Records
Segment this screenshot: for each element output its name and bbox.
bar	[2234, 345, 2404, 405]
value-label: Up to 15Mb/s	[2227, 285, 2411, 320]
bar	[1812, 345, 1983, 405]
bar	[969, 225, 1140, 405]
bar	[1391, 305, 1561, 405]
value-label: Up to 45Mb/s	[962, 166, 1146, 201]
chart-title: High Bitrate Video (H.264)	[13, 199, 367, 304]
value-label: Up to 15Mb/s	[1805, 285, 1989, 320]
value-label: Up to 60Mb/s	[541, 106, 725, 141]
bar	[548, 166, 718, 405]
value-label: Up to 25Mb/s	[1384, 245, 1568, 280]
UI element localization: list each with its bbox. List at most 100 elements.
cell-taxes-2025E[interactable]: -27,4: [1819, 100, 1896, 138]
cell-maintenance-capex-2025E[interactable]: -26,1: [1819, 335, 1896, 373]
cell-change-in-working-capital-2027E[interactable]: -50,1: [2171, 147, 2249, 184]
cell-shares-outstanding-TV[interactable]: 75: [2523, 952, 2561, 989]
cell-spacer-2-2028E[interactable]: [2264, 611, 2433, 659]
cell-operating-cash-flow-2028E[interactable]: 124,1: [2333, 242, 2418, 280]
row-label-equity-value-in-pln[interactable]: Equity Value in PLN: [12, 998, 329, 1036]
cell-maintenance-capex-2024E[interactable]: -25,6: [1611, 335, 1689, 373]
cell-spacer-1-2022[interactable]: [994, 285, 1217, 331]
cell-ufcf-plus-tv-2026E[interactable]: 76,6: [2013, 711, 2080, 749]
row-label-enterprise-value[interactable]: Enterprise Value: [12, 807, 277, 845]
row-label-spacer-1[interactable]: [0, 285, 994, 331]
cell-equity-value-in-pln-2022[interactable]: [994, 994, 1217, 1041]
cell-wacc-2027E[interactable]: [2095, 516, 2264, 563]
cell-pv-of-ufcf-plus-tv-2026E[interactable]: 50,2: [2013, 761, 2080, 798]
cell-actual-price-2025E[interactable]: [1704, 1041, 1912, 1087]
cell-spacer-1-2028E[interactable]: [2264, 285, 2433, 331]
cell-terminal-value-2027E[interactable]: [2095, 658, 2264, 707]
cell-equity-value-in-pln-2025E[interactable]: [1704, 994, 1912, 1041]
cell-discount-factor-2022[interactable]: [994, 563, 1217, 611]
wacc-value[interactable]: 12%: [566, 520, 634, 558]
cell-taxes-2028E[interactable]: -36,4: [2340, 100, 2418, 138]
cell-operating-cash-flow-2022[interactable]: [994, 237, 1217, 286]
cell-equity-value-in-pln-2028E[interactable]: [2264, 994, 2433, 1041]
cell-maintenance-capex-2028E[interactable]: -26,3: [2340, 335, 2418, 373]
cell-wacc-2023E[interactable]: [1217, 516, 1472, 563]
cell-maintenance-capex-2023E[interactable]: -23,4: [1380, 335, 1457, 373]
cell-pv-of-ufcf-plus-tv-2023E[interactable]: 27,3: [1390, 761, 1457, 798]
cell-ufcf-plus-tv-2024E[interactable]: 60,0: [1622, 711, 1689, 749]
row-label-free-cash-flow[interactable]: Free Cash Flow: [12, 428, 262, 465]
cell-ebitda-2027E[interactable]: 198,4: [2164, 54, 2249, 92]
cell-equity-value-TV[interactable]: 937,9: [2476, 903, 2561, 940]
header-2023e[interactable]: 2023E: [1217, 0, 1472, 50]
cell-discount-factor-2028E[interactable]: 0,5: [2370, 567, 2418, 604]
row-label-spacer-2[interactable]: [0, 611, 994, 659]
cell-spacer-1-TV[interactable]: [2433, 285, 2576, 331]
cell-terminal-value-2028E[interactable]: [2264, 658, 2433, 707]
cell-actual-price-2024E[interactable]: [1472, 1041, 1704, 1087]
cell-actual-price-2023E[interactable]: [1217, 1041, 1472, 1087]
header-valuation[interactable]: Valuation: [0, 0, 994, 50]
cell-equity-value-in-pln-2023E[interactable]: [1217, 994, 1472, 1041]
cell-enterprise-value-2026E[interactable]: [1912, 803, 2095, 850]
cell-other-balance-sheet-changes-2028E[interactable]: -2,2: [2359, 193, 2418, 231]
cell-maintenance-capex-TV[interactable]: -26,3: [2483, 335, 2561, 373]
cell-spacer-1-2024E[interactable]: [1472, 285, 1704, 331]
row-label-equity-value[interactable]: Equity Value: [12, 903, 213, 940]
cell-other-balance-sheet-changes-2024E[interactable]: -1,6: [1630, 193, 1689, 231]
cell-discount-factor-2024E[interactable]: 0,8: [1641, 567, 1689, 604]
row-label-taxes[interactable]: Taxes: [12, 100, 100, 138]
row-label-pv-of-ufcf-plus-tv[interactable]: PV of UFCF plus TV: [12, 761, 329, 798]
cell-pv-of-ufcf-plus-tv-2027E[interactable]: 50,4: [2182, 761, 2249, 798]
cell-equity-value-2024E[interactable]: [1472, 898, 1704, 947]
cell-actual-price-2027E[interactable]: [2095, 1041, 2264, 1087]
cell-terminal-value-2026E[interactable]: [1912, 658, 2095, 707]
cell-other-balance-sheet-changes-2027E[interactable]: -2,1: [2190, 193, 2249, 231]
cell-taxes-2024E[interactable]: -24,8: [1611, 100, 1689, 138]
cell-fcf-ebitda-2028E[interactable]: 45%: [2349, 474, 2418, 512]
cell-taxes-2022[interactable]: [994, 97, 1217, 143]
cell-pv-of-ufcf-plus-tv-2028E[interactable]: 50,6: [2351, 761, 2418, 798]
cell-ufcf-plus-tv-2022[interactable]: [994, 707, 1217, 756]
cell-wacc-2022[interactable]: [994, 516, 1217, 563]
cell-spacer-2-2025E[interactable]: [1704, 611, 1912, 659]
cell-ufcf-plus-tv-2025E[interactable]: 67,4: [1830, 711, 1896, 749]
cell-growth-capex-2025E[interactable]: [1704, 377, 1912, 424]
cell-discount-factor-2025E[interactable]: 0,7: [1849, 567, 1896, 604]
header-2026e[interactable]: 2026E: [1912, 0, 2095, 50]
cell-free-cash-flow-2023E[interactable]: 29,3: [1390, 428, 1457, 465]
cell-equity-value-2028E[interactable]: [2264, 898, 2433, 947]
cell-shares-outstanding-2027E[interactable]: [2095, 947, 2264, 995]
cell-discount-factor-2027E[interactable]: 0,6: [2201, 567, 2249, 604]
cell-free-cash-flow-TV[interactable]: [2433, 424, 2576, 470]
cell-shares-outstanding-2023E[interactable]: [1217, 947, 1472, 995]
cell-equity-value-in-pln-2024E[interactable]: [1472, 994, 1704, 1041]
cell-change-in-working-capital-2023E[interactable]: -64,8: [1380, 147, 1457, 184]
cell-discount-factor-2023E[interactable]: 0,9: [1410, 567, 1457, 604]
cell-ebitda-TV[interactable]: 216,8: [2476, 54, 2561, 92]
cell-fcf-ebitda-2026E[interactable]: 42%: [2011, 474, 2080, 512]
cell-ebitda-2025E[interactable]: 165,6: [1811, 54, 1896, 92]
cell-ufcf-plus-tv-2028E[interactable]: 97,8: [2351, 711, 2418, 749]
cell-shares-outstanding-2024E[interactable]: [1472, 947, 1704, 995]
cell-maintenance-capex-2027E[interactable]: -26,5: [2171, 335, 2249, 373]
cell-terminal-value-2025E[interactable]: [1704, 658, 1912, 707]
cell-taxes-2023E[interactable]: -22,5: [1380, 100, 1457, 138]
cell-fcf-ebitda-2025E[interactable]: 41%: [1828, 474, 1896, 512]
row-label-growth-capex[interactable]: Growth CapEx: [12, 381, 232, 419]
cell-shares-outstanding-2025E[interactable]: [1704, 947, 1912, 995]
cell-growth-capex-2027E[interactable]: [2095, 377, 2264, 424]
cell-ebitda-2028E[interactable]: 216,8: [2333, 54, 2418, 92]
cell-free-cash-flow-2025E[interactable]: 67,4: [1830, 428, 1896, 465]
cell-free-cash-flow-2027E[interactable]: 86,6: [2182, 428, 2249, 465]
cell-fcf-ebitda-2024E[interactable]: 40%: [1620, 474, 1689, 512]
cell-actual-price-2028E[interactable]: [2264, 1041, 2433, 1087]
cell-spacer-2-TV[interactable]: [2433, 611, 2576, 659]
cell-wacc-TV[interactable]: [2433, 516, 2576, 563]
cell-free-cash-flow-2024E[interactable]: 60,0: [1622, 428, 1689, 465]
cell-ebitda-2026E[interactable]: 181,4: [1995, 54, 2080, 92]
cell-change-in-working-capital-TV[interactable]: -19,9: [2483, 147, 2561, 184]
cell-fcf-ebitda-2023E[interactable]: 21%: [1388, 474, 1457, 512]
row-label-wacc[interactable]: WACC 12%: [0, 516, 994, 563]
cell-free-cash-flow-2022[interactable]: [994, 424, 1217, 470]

GIVEN INSTRUCTION:
Update everything from the start of the data down to the line containing "245, 1568, 280]" by changing "High Bitrate Video" to "High Bitrate Stream" and leaving all else as it is.

SOLUTION TO THE PROBLEM:
Segment this screenshot: for each element output its name and bbox.
bar	[2234, 345, 2404, 405]
value-label: Up to 15Mb/s	[2227, 285, 2411, 320]
bar	[1812, 345, 1983, 405]
bar	[969, 225, 1140, 405]
bar	[1391, 305, 1561, 405]
value-label: Up to 45Mb/s	[962, 166, 1146, 201]
chart-title: High Bitrate Stream (H.264)	[13, 199, 367, 304]
value-label: Up to 15Mb/s	[1805, 285, 1989, 320]
value-label: Up to 60Mb/s	[541, 106, 725, 141]
bar	[548, 166, 718, 405]
value-label: Up to 25Mb/s	[1384, 245, 1568, 280]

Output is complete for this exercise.